GIVEN INSTRUCTION: Answer with one number only: the number of lines that include the word "Days".

+++ TASK MATERIAL +++

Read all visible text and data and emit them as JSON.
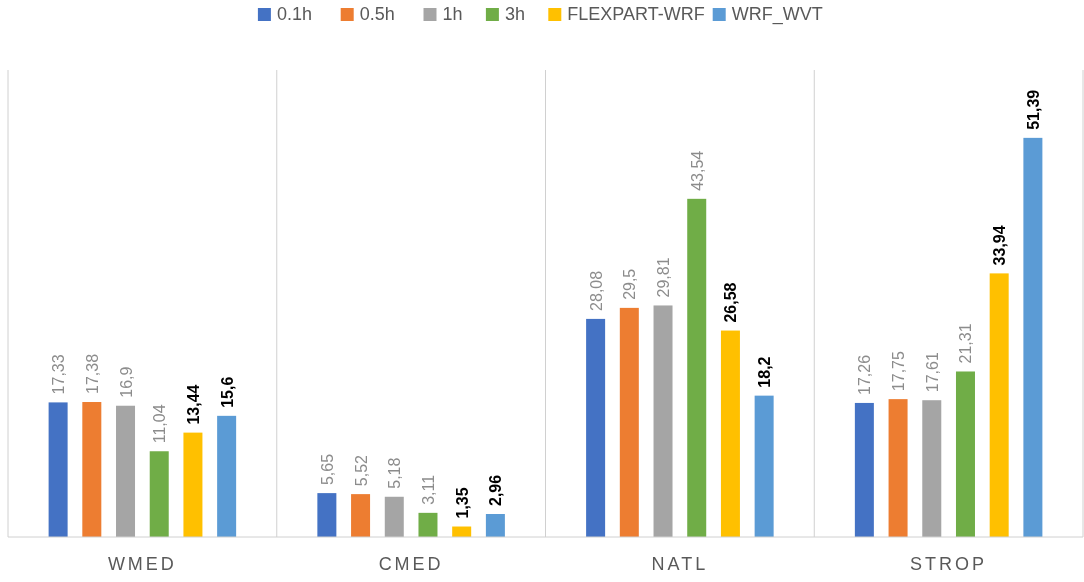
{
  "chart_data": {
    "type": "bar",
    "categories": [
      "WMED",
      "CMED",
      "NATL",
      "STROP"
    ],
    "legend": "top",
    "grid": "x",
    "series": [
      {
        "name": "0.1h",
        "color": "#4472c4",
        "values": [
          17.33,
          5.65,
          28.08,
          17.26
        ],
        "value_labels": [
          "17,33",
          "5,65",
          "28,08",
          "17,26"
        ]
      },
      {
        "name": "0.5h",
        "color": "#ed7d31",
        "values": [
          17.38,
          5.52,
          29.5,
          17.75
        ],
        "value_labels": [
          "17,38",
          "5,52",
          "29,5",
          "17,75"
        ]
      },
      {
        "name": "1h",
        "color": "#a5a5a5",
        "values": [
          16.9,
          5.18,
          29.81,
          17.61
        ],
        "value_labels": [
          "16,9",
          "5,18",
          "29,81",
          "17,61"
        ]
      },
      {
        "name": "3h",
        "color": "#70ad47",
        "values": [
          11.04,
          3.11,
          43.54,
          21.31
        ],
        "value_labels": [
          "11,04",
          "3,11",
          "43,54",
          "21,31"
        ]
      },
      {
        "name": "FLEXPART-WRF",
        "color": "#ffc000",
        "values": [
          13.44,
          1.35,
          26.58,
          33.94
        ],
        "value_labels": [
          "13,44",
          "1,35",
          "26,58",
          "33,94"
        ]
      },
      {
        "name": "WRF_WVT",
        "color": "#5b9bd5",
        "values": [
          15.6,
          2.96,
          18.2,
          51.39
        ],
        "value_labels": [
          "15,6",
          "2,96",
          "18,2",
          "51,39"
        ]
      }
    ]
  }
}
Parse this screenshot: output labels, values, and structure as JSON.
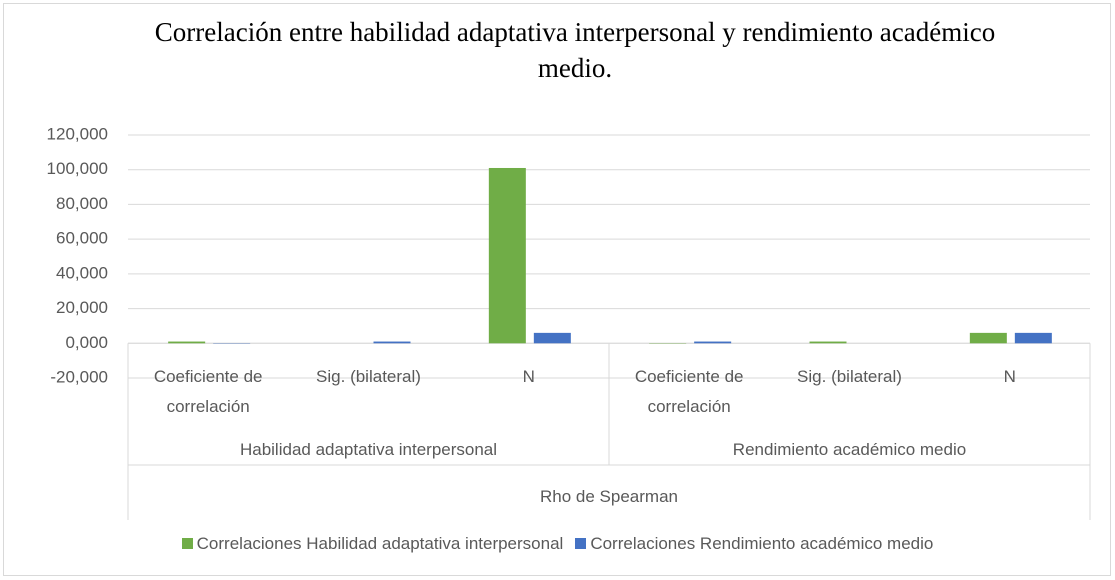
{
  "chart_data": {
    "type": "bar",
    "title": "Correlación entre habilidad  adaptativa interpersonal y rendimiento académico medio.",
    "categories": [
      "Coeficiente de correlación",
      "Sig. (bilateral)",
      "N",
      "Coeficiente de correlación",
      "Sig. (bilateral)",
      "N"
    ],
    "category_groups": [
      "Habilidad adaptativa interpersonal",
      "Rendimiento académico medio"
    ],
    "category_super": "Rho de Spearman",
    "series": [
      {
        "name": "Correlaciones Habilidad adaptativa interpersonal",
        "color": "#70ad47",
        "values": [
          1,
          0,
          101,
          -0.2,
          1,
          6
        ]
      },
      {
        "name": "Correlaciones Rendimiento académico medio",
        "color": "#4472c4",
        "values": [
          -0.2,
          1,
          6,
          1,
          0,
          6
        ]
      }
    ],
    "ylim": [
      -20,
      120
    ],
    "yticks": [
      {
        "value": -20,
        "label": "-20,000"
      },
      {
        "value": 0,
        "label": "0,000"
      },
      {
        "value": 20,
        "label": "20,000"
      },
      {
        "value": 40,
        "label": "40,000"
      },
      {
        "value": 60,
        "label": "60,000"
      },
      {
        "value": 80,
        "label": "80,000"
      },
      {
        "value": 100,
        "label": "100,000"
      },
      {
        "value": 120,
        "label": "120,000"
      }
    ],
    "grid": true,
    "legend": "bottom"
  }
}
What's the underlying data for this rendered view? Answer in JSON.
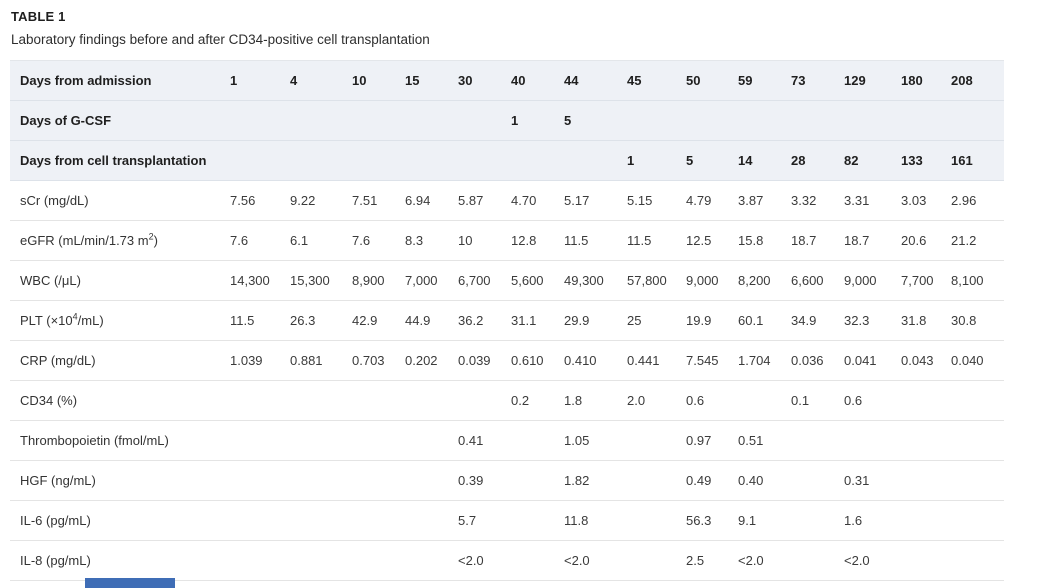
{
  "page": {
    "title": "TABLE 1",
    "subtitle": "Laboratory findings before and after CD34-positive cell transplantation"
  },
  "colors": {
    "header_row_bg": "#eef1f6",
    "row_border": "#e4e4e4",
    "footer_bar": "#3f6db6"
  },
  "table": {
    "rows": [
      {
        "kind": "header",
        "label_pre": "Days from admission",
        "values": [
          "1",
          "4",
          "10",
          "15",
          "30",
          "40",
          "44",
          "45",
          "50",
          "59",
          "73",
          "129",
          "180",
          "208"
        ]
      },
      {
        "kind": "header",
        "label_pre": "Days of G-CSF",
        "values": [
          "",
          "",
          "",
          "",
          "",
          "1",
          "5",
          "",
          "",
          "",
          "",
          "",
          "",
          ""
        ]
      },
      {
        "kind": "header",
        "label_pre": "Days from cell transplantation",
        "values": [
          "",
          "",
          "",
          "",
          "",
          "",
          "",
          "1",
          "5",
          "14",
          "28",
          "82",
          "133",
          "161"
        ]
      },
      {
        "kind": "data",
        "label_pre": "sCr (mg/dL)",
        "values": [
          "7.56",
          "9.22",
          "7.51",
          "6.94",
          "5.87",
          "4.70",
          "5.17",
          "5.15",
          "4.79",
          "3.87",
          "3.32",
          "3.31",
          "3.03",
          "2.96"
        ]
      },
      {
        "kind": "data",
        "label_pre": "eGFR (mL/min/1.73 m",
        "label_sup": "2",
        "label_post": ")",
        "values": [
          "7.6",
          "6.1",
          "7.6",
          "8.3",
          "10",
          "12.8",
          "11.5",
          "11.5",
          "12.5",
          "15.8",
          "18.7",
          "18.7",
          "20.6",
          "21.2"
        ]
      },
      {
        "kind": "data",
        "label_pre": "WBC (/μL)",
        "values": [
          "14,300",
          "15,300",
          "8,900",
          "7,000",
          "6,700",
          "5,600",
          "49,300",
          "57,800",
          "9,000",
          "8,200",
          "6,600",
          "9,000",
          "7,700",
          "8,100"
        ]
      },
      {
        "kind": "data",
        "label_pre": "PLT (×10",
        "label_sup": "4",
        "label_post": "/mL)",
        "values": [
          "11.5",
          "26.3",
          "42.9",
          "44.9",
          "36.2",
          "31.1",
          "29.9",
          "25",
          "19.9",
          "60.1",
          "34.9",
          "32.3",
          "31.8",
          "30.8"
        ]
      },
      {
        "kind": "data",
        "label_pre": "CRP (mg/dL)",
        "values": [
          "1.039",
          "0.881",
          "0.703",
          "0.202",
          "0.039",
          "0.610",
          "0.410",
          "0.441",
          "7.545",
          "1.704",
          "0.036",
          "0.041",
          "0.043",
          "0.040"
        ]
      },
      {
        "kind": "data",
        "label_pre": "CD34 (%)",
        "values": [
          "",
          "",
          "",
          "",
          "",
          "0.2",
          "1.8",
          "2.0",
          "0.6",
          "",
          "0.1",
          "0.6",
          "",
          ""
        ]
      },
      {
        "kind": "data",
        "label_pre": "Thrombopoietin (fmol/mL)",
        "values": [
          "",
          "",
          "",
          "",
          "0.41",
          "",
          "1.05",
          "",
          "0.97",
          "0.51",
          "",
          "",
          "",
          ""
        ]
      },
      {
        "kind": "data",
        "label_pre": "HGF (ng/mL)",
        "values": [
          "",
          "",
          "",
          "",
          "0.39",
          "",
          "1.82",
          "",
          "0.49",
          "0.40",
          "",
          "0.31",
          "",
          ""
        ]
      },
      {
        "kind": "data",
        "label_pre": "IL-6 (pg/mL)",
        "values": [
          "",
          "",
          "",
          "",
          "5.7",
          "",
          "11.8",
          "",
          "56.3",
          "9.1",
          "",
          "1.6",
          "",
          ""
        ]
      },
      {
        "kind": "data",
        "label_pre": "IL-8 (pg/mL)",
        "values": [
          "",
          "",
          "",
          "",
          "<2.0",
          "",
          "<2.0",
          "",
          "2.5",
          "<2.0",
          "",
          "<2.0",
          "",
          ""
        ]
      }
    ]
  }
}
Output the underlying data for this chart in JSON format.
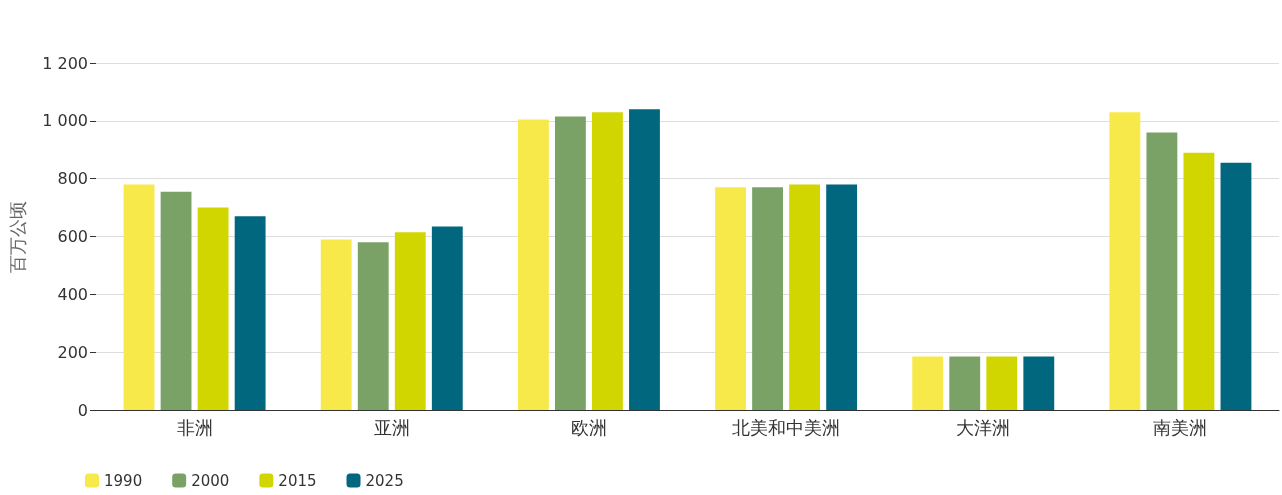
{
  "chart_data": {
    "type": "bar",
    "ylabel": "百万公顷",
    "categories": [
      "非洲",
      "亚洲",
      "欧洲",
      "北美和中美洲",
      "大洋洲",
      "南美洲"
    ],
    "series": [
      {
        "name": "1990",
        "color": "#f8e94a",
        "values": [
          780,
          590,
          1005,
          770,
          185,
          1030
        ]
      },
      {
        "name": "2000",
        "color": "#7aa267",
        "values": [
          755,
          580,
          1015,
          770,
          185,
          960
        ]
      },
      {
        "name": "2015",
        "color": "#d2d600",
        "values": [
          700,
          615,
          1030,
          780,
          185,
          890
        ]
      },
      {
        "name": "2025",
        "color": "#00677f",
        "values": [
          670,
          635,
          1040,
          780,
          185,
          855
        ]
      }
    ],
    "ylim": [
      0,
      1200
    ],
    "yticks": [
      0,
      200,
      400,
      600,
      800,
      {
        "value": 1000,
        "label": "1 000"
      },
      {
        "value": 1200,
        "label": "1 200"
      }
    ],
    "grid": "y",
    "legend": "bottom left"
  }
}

+++

WORKED SOLUTION: 3